(EXERCISE) In the listing below, locate the lines bearing the word "Time". Copy every one of them.

(TASK INPUT)
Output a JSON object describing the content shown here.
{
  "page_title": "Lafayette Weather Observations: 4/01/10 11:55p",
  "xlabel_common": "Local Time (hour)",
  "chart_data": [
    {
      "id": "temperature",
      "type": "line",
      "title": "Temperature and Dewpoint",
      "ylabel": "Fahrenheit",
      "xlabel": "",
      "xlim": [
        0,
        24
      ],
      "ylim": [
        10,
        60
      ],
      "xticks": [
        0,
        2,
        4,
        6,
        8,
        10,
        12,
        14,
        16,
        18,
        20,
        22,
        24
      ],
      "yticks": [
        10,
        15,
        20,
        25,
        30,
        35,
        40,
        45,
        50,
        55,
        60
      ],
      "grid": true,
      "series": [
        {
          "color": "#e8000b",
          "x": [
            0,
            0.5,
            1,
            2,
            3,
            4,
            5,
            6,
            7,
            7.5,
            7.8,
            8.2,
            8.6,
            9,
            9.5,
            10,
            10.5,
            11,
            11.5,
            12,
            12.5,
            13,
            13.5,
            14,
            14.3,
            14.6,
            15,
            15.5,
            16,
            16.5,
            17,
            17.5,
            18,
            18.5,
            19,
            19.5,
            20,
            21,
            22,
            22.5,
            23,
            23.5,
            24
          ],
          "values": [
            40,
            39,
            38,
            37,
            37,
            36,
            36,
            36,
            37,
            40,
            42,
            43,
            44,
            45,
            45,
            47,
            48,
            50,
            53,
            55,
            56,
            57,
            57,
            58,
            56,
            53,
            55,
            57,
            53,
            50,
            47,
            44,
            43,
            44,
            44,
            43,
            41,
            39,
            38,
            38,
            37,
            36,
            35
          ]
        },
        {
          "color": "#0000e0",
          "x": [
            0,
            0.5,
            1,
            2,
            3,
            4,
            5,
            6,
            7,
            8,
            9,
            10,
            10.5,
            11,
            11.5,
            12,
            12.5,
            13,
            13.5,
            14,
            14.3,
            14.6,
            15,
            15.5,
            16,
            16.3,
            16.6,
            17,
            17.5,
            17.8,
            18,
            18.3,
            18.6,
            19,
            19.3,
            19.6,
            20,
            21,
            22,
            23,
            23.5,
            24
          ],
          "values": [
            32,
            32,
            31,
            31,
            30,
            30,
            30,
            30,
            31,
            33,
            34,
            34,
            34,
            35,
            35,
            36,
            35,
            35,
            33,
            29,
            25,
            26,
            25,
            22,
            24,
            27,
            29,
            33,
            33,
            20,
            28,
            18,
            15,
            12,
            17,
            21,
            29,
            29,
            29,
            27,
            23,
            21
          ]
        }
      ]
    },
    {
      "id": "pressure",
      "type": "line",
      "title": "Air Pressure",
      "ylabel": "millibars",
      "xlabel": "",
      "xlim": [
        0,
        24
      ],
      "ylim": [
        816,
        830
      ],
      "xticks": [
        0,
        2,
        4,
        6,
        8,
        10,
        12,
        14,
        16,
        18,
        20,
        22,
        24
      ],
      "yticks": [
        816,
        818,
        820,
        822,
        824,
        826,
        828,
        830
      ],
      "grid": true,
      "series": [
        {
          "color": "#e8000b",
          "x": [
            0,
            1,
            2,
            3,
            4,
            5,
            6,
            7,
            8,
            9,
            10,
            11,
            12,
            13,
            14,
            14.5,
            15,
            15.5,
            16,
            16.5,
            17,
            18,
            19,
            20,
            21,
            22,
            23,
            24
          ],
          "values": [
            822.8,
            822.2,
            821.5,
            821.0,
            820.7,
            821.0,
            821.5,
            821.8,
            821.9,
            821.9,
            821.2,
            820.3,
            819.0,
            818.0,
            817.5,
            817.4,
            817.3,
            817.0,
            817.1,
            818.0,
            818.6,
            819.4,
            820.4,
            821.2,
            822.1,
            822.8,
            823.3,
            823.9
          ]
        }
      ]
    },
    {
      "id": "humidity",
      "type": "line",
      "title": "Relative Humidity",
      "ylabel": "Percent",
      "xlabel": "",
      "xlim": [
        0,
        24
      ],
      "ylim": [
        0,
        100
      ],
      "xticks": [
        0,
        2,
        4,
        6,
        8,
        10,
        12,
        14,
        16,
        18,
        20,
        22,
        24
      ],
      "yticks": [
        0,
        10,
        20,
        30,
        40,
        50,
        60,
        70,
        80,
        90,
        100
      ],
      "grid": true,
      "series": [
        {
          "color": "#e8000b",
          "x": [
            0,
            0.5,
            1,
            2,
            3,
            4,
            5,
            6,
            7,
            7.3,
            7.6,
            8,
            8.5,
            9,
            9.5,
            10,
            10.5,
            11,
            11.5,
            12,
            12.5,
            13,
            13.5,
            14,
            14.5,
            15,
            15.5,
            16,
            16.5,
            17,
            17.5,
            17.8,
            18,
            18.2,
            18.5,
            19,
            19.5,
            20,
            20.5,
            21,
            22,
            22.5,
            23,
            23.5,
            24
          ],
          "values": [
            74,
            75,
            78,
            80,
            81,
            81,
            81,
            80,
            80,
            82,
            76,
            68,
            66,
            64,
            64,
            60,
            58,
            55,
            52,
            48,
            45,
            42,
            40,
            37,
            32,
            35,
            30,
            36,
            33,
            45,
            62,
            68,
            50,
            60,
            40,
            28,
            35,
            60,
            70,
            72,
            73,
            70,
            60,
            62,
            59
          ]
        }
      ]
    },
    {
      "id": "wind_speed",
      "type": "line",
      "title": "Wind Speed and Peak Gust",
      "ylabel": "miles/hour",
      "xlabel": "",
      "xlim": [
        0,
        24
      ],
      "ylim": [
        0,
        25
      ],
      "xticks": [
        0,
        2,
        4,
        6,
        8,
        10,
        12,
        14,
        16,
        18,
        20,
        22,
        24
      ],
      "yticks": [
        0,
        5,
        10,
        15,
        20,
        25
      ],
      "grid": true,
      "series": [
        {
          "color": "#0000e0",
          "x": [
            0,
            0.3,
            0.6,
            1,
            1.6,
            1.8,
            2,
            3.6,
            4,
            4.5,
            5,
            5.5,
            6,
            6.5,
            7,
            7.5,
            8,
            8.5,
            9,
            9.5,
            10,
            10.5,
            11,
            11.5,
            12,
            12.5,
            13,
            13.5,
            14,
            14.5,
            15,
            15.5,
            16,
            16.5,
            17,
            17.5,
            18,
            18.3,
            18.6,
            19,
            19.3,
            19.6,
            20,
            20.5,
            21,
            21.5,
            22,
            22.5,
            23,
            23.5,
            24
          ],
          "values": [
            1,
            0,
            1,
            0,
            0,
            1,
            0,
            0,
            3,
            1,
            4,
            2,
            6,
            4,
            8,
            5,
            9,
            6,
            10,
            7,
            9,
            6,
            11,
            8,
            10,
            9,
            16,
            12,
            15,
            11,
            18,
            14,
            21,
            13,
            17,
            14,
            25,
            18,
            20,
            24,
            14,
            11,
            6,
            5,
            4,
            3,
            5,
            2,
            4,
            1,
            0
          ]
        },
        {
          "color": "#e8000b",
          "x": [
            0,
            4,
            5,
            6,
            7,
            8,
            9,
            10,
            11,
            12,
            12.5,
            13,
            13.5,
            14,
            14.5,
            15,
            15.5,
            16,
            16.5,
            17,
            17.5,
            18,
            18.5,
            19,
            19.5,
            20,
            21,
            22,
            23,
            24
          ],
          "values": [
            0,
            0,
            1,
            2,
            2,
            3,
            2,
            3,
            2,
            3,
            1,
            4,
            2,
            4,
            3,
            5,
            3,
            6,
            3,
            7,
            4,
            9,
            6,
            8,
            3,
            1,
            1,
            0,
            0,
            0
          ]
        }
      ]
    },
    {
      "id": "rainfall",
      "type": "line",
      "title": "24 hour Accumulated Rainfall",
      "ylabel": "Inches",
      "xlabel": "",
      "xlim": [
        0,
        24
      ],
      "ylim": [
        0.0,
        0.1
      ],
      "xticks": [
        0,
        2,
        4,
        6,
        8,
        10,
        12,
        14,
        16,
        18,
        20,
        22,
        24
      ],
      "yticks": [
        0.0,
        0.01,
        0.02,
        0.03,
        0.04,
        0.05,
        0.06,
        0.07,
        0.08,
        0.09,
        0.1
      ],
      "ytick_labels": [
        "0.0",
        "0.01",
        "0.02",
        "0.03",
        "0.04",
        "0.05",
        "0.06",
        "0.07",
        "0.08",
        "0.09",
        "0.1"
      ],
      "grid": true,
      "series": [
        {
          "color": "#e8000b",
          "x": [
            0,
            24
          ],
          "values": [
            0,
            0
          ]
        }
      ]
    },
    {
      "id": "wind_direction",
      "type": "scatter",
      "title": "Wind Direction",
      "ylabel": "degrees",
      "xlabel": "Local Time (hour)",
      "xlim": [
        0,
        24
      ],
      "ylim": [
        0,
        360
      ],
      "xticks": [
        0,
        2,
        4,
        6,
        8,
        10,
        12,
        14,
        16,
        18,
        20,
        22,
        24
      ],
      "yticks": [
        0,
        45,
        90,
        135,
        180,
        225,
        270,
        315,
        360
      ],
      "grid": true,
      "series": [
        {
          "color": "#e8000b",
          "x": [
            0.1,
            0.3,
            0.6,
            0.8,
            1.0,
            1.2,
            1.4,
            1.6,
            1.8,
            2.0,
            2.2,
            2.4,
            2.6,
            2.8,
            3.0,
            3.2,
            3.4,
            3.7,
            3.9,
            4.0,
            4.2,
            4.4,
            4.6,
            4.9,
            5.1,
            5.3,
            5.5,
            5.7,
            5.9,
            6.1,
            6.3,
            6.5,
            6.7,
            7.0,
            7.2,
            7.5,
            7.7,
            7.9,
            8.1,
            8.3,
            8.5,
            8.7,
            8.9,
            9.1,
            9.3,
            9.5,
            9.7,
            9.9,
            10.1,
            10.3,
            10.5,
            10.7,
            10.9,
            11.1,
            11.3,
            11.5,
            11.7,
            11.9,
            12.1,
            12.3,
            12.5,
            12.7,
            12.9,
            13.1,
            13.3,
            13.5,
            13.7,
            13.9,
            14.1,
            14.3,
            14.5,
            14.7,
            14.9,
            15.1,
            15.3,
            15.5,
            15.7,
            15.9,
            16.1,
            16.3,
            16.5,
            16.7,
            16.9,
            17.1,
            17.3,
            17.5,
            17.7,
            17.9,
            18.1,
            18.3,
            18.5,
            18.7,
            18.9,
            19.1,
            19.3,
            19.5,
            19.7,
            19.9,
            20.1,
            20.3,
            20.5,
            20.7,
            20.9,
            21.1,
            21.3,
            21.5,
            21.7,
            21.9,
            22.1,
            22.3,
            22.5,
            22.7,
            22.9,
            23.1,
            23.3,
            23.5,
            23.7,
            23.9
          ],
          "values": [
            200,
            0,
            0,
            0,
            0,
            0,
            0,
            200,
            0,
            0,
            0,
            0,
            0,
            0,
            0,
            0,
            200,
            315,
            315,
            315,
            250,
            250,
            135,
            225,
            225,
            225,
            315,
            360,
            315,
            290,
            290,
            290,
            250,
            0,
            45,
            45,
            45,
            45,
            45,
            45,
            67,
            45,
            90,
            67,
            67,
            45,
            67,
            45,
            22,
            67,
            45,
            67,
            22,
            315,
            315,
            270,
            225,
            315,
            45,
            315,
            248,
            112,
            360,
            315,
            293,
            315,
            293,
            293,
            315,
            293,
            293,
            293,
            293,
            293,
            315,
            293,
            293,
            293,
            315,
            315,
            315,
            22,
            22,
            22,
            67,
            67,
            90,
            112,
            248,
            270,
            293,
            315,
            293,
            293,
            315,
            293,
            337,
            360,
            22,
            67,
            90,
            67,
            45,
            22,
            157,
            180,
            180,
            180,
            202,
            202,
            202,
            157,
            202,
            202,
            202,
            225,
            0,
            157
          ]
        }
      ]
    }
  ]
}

(TASK ANSWER)
  "xlabel_common": "Local Time (hour)",
      "xlabel": "Local Time (hour)",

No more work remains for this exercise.